## PROBLEM DESCRIPTION:
Which lines contain the word "MITCHELL"? Return each of them as written.

Data entries:
==================================================

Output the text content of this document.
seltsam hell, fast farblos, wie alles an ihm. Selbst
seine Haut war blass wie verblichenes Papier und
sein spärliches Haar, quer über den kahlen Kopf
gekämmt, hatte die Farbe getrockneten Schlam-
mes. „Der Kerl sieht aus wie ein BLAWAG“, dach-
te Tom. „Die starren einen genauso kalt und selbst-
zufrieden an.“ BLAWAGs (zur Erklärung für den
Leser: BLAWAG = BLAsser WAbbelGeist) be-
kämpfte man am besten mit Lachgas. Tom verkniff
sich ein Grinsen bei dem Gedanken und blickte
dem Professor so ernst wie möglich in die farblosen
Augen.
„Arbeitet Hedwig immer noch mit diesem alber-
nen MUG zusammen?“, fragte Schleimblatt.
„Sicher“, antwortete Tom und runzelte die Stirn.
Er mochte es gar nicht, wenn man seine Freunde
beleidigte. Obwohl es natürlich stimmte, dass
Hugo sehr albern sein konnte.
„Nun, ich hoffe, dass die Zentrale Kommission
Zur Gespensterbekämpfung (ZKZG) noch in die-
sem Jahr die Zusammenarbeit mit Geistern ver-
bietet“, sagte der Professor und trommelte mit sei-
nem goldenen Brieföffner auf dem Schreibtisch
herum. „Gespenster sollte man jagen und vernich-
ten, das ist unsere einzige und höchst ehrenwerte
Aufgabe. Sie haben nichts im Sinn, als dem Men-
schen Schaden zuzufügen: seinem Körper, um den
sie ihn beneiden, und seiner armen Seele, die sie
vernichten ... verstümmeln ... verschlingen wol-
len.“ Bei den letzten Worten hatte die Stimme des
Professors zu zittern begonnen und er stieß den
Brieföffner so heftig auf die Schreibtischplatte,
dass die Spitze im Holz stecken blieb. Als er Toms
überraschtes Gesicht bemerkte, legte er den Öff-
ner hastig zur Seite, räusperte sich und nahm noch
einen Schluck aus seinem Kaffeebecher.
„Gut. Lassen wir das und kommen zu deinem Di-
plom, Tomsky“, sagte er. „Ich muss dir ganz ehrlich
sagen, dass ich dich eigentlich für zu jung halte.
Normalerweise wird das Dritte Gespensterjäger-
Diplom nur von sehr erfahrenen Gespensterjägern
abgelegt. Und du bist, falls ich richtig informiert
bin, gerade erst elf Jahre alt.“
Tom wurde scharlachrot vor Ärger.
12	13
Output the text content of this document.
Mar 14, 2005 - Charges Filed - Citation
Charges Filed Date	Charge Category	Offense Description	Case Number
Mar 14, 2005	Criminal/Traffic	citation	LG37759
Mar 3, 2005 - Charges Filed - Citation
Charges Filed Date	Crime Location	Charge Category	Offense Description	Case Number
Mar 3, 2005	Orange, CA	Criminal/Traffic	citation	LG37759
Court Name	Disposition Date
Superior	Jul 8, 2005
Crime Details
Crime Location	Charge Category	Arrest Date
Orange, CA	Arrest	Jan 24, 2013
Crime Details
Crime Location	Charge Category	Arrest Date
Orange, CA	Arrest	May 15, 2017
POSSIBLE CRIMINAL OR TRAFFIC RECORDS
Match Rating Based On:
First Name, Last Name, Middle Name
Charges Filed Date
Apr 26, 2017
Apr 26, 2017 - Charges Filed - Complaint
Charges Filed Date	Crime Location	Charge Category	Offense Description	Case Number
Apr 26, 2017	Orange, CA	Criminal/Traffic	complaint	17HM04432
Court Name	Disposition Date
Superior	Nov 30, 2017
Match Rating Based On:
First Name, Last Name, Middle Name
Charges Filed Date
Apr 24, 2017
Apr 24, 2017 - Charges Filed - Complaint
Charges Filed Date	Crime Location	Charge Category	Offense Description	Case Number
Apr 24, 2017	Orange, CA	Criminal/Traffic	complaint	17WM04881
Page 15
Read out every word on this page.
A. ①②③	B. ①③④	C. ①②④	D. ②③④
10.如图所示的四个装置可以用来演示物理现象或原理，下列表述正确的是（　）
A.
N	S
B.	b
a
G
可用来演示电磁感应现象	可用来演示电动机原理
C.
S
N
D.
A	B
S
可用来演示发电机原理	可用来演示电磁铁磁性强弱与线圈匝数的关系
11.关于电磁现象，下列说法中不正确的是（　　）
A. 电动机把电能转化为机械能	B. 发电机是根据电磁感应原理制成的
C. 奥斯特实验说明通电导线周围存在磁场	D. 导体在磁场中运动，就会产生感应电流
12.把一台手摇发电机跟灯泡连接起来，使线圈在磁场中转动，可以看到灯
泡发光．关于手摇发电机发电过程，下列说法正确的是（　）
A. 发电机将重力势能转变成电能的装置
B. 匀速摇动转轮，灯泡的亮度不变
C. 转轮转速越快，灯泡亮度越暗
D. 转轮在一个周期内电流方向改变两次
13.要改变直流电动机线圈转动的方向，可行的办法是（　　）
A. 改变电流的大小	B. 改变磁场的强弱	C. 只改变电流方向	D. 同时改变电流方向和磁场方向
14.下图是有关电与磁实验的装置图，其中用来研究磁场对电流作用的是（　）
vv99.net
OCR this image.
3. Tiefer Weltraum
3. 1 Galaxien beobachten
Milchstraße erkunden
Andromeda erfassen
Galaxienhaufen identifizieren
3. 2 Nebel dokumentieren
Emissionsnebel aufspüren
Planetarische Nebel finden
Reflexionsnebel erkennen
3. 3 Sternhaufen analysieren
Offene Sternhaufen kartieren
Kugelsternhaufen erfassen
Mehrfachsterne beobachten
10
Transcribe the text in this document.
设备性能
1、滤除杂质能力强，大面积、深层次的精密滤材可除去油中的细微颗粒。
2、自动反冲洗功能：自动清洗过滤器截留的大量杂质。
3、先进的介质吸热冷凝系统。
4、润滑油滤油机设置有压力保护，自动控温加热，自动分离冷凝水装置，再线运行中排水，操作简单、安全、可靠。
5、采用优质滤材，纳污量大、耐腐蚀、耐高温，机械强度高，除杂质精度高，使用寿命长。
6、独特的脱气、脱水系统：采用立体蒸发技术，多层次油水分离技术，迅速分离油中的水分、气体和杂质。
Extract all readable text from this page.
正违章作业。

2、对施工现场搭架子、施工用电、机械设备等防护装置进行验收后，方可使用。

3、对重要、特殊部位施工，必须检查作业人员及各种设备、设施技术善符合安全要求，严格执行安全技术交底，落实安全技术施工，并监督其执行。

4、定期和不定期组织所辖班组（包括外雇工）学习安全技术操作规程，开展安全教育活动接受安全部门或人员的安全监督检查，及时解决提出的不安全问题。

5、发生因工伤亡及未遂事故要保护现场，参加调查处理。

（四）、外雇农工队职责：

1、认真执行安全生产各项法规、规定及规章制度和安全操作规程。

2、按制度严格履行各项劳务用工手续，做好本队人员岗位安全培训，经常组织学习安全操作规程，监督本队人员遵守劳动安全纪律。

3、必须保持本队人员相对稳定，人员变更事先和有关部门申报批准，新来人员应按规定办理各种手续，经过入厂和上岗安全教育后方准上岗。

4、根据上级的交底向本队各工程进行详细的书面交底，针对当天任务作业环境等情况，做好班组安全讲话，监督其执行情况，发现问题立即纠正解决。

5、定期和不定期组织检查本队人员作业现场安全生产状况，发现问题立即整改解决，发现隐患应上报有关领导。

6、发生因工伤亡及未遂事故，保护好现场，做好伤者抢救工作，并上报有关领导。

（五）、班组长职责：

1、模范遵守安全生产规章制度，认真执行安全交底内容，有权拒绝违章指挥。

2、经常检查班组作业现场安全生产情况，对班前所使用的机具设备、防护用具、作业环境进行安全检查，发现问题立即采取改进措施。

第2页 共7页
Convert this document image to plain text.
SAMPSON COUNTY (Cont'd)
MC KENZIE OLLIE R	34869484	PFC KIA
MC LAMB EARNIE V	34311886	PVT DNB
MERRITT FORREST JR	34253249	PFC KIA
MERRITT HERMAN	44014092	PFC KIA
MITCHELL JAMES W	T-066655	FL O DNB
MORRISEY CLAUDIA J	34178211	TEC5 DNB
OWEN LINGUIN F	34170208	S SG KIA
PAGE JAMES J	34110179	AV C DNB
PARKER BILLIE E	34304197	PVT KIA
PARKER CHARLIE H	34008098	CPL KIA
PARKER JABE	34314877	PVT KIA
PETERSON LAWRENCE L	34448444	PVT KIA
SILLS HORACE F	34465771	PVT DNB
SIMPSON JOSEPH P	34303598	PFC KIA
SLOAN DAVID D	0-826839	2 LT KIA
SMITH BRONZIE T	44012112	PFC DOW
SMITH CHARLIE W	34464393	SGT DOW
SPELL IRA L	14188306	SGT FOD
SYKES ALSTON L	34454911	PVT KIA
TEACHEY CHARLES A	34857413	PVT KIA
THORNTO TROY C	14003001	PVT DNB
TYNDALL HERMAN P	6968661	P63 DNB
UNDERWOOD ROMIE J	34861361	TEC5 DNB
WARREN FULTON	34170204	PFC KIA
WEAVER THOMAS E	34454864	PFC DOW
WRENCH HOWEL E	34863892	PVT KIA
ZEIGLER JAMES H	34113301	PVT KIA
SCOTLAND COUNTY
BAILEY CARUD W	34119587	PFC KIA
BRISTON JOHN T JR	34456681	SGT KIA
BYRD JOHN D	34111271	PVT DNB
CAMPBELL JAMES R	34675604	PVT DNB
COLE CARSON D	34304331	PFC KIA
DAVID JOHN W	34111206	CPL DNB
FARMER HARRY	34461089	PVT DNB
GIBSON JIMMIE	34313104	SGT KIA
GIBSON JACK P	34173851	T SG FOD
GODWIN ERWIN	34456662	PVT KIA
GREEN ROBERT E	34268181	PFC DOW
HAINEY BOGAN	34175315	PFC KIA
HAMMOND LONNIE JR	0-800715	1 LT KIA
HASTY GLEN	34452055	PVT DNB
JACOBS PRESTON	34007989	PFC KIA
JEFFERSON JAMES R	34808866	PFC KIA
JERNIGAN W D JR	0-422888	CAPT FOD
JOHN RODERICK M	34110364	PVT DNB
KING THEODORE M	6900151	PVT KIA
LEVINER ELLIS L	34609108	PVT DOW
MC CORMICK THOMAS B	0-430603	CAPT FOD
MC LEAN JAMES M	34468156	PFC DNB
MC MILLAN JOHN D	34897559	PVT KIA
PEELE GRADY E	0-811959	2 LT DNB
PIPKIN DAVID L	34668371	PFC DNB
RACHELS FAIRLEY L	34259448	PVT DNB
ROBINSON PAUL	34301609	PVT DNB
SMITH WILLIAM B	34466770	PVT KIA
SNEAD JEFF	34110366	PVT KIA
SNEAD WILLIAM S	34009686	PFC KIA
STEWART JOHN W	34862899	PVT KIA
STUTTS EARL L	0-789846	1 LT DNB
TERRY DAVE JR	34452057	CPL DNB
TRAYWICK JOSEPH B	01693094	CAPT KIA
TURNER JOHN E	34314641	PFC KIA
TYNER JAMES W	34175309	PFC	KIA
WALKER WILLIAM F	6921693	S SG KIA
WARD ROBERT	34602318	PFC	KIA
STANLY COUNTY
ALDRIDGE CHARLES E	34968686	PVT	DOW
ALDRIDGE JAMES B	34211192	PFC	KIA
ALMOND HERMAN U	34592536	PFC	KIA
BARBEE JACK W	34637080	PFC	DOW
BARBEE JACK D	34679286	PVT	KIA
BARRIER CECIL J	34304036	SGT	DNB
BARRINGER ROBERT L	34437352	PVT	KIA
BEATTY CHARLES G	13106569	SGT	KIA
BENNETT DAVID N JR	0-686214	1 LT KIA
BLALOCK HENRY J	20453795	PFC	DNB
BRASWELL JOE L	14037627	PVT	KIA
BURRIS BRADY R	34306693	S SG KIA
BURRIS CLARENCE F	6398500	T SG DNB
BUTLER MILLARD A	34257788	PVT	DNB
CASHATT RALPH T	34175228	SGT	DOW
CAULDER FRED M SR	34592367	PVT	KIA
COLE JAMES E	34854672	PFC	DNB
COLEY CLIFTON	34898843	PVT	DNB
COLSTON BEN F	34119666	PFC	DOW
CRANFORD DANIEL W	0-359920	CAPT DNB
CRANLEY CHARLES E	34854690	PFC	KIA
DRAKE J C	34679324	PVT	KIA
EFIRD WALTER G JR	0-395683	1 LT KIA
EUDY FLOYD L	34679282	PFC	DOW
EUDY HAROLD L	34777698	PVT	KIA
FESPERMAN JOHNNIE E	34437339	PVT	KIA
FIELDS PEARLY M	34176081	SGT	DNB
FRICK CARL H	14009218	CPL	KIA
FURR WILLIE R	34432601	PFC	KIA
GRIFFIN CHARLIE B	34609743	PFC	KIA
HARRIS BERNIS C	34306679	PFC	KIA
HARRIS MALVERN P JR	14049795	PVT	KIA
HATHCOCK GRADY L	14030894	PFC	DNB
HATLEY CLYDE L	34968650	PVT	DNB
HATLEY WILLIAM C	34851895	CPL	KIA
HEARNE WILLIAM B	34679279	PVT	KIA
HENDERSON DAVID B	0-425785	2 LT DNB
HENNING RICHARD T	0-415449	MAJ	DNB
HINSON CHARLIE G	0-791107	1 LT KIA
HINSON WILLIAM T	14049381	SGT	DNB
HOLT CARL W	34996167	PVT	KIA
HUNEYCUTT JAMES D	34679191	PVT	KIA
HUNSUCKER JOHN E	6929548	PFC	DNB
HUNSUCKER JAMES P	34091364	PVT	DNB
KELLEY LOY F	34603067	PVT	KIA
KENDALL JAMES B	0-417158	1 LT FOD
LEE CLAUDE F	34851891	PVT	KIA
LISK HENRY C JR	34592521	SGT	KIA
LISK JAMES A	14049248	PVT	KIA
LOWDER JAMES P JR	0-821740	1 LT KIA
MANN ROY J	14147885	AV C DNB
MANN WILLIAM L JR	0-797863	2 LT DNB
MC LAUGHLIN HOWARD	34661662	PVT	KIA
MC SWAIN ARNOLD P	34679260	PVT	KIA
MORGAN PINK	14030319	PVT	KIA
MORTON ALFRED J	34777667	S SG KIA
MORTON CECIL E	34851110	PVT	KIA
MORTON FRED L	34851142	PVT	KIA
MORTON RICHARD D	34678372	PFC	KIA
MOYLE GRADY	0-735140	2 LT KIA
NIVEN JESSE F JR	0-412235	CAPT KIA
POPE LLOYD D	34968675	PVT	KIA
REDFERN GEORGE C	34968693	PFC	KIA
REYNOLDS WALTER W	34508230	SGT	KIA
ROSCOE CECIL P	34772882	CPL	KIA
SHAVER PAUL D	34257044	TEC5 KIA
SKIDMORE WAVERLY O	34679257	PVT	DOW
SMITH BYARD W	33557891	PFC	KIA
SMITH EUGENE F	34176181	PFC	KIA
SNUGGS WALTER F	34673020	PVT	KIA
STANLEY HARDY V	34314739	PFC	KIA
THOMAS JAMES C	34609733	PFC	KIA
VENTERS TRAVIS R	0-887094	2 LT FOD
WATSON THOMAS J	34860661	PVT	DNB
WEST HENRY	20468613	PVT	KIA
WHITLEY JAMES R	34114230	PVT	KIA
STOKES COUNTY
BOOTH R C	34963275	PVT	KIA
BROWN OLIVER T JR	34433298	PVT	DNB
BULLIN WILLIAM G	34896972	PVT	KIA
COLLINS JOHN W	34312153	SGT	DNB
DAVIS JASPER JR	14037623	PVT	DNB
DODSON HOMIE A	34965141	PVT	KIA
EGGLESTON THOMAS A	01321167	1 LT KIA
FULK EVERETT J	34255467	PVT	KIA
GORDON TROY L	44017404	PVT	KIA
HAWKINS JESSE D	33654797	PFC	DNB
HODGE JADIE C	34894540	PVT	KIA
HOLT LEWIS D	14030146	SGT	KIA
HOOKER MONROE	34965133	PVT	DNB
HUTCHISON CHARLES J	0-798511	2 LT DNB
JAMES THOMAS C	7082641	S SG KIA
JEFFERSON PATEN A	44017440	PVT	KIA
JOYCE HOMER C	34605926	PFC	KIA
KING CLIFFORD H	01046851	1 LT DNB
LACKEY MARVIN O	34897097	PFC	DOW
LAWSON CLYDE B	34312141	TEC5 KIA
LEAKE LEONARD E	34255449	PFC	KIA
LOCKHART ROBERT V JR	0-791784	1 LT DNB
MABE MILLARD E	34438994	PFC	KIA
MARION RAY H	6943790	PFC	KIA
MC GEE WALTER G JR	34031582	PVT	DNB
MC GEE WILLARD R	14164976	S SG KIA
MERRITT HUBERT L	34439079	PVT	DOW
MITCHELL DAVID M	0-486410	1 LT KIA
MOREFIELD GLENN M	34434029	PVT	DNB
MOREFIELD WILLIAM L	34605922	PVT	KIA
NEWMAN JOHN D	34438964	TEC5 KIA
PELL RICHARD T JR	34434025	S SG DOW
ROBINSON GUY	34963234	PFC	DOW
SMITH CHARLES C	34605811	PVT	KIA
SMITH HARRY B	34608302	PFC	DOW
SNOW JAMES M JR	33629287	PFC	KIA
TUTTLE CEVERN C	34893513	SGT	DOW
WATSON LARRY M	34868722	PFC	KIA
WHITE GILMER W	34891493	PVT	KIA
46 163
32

==================================================

## EXPECTED ANSWER:
MITCHELL JAMES W	T-066655	FL O DNB
MITCHELL DAVID M	0-486410	1 LT KIA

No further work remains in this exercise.